INSTRUCTIONS FOR THE TASK
Select every line holding the word "entity" and copy it.
***** RECORDS PROVIDED *****
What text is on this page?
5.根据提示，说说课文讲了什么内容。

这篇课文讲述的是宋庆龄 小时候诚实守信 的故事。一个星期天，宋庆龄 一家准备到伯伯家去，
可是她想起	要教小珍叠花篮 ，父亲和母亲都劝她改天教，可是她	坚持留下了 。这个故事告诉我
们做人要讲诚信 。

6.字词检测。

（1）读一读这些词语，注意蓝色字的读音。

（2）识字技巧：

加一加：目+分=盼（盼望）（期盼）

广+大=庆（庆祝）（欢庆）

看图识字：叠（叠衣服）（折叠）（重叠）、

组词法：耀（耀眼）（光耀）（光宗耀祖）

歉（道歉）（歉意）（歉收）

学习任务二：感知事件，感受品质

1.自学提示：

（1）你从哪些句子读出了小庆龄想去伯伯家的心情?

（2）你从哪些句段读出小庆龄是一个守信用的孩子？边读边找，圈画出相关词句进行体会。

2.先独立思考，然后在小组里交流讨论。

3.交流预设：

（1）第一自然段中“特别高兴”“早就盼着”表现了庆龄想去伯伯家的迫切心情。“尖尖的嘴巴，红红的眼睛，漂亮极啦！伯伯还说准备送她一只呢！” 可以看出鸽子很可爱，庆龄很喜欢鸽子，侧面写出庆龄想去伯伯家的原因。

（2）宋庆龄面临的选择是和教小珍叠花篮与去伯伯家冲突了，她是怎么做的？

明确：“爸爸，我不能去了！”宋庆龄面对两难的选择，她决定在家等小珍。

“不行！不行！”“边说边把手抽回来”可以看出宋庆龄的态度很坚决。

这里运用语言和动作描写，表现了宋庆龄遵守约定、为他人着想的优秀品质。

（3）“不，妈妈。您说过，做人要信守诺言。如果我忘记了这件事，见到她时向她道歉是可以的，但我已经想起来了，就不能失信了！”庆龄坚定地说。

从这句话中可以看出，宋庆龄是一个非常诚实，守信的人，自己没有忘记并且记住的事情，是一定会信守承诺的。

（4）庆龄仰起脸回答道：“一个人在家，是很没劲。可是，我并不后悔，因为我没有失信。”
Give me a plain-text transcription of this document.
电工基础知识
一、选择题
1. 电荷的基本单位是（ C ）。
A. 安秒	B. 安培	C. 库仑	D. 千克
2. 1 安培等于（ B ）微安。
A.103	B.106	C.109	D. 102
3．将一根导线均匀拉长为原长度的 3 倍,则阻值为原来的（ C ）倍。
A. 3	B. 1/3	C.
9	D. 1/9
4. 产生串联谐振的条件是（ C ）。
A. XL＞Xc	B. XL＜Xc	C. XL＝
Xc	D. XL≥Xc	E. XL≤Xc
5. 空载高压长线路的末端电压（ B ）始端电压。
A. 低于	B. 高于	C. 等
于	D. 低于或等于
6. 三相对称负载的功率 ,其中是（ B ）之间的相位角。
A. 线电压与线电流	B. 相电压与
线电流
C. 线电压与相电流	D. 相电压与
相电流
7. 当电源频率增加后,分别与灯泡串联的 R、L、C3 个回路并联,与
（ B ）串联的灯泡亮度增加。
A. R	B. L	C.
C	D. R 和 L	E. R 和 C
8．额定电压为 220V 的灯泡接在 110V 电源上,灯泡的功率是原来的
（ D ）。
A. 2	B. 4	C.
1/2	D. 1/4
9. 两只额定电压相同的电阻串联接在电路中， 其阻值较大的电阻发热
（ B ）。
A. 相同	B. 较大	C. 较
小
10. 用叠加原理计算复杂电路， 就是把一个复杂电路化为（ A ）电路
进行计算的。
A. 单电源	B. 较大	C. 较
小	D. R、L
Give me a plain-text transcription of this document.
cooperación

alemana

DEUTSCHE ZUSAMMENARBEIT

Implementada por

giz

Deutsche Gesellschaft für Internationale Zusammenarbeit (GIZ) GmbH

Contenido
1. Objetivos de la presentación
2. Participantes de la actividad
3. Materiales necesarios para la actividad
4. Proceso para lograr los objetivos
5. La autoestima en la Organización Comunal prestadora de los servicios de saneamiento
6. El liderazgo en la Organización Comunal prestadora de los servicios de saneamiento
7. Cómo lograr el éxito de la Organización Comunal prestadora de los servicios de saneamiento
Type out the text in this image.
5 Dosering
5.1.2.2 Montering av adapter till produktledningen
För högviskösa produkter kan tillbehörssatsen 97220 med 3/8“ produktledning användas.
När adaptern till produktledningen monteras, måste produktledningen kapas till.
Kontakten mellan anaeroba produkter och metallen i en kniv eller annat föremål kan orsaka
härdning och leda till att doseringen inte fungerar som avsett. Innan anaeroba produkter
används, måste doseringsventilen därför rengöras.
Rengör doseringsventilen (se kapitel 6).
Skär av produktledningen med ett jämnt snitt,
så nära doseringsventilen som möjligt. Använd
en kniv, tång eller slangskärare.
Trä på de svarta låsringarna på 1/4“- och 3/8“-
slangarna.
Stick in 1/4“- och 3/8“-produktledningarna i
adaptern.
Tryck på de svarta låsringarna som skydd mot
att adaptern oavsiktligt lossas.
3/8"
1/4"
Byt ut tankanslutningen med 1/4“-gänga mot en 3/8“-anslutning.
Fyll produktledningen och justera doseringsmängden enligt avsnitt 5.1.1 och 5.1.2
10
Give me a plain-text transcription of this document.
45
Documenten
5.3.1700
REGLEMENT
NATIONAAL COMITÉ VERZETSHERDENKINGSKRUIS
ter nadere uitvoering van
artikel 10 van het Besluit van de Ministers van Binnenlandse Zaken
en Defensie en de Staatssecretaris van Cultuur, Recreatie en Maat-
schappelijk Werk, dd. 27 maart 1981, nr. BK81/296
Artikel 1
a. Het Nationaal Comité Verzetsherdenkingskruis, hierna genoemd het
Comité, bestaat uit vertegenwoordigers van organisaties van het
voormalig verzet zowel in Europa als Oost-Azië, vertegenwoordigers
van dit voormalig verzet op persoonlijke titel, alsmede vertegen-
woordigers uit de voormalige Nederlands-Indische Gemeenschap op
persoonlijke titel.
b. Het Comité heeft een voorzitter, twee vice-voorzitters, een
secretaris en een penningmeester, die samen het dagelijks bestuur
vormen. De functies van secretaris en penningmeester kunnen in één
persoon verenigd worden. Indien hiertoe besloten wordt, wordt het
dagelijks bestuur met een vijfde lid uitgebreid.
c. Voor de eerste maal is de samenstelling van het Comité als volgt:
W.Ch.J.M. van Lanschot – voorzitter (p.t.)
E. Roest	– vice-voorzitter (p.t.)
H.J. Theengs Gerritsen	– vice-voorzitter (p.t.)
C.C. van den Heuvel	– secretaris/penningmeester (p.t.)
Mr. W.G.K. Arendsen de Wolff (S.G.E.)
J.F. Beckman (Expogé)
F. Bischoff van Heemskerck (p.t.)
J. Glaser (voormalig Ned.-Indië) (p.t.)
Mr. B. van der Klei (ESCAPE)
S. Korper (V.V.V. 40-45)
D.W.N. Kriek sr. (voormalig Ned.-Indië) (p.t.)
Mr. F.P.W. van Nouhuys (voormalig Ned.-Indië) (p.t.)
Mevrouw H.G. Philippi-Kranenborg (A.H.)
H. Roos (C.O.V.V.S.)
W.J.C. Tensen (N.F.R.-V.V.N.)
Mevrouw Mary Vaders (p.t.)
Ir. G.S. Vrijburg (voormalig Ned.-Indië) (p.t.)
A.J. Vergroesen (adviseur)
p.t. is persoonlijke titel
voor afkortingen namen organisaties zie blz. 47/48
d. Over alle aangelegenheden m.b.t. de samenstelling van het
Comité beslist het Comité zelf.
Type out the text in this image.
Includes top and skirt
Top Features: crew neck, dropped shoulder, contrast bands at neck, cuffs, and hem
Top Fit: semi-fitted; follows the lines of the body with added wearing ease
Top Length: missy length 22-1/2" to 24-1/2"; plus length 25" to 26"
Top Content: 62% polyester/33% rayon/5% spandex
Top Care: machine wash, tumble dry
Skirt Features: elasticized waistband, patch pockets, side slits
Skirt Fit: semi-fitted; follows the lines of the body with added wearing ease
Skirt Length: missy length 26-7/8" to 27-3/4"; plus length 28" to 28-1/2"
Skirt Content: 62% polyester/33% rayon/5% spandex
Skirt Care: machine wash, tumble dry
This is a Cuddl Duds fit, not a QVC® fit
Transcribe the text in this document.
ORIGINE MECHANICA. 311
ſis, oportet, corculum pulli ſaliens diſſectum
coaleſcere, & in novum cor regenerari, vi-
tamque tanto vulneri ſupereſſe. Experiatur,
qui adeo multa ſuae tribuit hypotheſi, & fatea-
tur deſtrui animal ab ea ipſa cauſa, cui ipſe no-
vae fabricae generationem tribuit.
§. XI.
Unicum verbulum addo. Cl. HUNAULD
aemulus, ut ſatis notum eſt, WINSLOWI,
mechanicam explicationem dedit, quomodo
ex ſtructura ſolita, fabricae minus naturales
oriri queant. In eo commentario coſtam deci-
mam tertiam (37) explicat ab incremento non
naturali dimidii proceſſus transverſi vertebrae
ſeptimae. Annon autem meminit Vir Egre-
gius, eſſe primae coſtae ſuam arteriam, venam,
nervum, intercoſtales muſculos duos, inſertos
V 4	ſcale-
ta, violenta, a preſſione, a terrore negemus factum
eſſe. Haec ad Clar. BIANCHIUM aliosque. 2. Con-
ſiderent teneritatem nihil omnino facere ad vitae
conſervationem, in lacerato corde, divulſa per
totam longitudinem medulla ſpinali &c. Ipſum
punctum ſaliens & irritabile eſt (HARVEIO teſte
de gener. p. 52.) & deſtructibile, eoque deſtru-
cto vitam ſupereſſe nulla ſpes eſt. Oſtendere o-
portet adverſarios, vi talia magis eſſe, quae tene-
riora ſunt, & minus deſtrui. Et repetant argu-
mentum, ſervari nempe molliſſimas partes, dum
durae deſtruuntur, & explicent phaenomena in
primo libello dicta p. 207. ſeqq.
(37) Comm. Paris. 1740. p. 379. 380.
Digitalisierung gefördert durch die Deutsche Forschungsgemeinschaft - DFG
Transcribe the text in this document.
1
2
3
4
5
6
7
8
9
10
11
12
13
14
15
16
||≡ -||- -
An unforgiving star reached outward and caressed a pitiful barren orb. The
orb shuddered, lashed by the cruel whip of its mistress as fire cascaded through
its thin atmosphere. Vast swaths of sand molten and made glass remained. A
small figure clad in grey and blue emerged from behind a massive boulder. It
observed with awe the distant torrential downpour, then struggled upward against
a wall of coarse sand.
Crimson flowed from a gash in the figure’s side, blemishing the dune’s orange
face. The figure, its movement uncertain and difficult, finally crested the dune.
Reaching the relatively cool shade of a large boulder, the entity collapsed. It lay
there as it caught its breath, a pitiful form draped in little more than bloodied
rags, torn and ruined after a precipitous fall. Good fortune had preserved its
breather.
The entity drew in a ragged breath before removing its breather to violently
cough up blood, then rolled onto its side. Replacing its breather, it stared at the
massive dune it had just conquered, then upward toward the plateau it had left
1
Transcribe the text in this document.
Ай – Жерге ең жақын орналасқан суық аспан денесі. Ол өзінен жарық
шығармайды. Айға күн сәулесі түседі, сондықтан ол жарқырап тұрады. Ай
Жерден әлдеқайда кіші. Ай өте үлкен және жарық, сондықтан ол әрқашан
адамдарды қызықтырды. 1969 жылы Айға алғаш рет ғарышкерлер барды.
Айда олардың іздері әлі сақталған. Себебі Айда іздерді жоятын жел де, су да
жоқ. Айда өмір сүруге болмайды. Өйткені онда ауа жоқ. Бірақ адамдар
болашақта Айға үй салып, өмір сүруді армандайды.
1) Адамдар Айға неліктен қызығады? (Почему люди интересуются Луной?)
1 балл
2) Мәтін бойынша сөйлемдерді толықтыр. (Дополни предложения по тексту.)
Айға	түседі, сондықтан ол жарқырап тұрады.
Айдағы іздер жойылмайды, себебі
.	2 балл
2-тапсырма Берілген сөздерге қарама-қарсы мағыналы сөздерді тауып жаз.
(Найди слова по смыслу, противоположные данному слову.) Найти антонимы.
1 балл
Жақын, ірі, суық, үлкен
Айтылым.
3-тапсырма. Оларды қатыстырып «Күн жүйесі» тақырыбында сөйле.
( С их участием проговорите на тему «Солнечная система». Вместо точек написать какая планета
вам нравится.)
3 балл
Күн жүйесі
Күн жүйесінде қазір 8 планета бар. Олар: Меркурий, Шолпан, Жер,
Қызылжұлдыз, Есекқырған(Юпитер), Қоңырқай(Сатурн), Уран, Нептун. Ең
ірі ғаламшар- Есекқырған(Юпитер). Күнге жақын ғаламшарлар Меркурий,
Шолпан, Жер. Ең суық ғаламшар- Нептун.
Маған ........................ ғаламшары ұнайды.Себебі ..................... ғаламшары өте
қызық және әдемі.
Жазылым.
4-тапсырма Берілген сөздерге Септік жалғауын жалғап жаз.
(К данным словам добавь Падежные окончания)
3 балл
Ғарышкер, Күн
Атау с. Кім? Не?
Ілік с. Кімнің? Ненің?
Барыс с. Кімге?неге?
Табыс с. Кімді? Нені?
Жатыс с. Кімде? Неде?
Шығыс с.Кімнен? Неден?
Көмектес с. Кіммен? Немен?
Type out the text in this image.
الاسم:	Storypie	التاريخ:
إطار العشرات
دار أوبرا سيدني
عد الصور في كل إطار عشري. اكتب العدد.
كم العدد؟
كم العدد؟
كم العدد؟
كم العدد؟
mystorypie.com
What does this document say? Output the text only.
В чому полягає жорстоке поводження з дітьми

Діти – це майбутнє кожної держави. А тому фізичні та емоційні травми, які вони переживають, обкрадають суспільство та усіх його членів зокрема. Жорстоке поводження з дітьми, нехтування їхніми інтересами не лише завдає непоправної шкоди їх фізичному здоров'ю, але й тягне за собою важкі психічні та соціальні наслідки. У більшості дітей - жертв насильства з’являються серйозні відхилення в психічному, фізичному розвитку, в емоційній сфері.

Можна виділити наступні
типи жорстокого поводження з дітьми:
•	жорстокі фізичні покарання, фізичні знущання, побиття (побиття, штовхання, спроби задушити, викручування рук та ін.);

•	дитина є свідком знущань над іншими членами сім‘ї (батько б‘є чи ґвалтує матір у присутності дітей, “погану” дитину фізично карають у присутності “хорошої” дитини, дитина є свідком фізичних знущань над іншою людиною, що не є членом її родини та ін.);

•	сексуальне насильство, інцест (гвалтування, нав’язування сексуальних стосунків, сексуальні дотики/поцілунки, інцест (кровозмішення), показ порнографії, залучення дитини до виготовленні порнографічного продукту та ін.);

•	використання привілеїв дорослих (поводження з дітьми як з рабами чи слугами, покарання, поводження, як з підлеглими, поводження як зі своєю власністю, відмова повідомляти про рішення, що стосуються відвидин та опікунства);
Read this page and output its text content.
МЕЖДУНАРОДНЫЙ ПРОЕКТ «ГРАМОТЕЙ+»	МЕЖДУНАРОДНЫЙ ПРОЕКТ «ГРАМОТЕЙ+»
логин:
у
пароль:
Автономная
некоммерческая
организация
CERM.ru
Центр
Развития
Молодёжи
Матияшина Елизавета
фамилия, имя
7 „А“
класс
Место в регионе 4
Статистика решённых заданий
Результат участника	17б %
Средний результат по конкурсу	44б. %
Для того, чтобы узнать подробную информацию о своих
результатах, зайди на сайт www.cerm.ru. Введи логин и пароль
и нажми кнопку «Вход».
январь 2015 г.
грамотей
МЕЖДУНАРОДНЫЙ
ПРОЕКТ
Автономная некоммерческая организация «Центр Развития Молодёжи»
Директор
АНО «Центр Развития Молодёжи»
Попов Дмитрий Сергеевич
*****
COMPLETED TASK
Reaching the relatively cool shade of a large boulder, the entity collapsed. It lay
The entity drew in a ragged breath before removing its breather to violently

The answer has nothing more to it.